Say how many lines include "чтения", with no words around the number.

---

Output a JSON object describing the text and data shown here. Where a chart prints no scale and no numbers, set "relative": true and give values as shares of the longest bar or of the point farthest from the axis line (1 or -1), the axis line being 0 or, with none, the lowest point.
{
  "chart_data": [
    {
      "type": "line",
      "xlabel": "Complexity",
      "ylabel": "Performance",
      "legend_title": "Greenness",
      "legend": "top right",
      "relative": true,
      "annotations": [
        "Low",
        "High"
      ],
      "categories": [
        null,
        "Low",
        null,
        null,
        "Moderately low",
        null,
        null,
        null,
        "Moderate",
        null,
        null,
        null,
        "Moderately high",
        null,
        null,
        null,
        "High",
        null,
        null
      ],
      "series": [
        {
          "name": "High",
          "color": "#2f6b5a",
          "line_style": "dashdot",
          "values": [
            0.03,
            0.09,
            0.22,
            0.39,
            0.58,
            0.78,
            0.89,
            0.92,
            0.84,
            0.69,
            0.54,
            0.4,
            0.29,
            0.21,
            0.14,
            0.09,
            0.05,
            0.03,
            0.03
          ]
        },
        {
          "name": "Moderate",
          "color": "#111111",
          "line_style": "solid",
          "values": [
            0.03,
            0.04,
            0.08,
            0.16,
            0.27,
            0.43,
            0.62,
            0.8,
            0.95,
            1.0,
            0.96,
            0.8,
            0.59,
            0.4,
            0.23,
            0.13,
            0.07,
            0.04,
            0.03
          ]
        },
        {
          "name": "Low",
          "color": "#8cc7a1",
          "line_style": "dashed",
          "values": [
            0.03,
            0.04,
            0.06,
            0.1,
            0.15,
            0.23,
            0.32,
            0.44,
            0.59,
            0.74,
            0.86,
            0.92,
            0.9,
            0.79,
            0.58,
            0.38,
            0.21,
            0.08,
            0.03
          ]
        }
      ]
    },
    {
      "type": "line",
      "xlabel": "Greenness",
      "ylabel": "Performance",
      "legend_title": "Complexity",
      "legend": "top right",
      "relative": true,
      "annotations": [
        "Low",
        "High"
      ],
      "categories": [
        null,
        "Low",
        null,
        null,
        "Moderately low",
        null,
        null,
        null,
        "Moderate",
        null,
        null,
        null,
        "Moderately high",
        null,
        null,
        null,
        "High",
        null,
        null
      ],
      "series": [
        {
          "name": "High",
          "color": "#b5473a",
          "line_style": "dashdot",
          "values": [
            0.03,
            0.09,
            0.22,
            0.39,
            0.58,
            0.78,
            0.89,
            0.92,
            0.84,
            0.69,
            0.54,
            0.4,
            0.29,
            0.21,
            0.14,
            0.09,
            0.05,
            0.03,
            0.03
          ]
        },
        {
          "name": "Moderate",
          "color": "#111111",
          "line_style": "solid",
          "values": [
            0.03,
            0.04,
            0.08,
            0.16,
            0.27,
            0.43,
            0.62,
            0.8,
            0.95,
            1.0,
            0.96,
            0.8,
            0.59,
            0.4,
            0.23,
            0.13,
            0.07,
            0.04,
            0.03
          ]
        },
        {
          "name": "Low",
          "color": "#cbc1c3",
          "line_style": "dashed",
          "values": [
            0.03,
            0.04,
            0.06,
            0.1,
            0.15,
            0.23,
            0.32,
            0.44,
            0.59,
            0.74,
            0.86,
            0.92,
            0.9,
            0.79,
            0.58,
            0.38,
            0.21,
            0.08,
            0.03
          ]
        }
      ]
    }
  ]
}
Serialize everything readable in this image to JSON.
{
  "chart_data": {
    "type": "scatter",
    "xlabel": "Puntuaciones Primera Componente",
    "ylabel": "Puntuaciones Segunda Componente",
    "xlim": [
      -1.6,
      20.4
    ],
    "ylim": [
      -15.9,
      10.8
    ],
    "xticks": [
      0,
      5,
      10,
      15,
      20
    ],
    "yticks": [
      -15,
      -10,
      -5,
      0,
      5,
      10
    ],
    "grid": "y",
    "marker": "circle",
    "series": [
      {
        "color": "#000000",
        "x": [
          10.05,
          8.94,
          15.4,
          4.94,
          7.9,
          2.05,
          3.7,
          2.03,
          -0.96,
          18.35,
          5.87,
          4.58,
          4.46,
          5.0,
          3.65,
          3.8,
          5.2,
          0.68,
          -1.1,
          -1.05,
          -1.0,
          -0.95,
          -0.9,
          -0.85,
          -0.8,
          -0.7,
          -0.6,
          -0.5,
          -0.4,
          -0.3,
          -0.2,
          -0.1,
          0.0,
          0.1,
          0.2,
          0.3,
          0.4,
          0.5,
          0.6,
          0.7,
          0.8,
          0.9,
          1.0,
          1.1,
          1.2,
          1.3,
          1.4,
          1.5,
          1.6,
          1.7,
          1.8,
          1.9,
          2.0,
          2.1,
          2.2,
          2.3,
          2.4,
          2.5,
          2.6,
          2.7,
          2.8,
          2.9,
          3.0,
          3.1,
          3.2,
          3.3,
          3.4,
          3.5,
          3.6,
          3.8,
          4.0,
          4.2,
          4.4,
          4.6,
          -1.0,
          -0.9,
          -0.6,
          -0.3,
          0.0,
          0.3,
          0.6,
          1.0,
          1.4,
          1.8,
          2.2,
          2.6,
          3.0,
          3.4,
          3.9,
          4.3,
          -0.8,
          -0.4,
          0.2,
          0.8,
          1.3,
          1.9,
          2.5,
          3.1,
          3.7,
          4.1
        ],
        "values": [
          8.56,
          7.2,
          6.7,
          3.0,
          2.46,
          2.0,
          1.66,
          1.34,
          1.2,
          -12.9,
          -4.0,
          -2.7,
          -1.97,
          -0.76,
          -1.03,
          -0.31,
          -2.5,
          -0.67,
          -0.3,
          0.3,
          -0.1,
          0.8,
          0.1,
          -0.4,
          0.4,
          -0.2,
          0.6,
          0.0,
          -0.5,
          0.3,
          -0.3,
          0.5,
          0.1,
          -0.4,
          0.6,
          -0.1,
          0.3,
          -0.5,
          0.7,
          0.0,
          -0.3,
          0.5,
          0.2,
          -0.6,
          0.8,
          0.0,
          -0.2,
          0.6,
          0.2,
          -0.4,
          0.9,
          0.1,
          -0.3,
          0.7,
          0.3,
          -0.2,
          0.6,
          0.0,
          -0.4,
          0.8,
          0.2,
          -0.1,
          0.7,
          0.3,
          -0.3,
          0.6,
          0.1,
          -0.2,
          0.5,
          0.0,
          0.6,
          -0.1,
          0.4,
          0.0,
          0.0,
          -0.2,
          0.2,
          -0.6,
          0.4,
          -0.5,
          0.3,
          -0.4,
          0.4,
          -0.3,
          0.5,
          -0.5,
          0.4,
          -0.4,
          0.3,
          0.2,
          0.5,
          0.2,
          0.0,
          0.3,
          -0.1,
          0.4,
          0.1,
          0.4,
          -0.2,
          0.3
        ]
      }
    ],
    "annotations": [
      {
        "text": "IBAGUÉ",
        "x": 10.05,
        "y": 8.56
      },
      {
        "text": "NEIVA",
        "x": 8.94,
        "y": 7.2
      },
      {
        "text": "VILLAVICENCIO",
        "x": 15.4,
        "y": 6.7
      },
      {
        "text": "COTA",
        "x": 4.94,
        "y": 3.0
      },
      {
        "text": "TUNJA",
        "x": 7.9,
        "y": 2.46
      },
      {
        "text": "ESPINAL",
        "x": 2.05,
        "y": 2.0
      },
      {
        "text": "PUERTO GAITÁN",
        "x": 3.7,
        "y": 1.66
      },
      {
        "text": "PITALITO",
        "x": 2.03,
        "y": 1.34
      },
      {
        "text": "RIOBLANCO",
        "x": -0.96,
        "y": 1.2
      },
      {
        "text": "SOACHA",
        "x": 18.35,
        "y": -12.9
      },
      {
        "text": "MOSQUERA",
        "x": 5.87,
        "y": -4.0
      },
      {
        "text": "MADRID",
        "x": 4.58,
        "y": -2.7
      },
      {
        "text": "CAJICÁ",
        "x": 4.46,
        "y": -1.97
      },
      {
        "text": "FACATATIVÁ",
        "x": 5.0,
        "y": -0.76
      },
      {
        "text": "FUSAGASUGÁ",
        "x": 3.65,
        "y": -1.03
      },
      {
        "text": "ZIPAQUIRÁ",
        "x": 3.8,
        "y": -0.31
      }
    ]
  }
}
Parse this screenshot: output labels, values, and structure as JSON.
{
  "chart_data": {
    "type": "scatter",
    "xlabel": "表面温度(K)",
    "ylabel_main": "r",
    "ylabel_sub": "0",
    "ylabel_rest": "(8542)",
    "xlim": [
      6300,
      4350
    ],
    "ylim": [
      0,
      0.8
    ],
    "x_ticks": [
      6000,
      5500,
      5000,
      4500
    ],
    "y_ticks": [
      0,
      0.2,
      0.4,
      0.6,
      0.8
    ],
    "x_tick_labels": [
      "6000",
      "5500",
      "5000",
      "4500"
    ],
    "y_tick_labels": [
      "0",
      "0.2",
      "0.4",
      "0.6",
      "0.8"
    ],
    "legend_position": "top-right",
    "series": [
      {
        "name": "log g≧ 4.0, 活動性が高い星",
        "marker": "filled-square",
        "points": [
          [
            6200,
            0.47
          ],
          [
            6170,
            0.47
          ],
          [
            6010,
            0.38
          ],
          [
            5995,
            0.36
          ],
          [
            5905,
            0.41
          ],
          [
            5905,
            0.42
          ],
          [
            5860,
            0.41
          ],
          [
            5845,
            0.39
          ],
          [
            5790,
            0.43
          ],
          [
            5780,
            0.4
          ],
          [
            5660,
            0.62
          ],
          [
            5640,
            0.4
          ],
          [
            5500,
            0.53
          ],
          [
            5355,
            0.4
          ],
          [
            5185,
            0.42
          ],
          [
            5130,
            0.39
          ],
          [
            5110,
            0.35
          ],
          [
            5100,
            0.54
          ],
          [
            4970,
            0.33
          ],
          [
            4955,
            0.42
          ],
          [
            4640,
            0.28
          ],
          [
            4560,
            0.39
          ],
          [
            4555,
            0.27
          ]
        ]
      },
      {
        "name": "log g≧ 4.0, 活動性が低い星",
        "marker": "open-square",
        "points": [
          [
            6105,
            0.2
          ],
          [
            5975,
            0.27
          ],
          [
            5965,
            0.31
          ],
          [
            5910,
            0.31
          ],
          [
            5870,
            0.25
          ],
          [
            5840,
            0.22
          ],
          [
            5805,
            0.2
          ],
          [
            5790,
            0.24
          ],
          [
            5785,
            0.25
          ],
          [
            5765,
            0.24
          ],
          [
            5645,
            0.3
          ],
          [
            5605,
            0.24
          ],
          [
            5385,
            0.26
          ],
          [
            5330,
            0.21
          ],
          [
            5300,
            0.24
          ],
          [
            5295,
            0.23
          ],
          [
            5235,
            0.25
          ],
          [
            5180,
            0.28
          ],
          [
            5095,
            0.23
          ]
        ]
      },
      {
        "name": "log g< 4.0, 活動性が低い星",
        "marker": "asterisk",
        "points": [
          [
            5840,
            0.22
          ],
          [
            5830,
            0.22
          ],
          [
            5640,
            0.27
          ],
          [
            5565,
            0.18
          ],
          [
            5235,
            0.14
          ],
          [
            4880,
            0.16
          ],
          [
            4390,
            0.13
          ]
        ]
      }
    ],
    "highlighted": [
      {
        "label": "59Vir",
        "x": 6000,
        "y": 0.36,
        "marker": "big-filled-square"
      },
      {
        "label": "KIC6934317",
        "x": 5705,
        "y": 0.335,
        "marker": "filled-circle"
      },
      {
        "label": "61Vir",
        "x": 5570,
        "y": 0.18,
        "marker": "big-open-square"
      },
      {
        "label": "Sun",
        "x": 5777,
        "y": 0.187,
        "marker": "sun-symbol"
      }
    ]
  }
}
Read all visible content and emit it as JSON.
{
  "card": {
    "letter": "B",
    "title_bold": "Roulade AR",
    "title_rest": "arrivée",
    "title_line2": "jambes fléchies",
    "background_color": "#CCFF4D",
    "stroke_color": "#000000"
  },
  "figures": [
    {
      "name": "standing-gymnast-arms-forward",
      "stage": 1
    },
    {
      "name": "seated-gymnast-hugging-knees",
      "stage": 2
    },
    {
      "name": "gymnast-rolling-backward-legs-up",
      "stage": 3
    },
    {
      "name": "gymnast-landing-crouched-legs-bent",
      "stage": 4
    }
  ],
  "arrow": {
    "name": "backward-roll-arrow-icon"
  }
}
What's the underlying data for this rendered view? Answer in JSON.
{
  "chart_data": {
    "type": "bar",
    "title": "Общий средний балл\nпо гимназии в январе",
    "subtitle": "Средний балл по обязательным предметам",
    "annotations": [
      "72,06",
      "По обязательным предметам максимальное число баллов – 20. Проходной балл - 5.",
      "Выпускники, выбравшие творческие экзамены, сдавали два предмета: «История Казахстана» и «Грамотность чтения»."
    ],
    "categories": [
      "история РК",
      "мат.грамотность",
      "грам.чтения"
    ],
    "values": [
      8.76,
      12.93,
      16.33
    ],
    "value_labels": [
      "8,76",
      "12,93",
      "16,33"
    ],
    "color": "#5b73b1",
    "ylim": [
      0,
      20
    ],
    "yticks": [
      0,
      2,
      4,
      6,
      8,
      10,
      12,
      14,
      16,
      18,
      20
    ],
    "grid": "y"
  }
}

---

• [Output of the task]: 2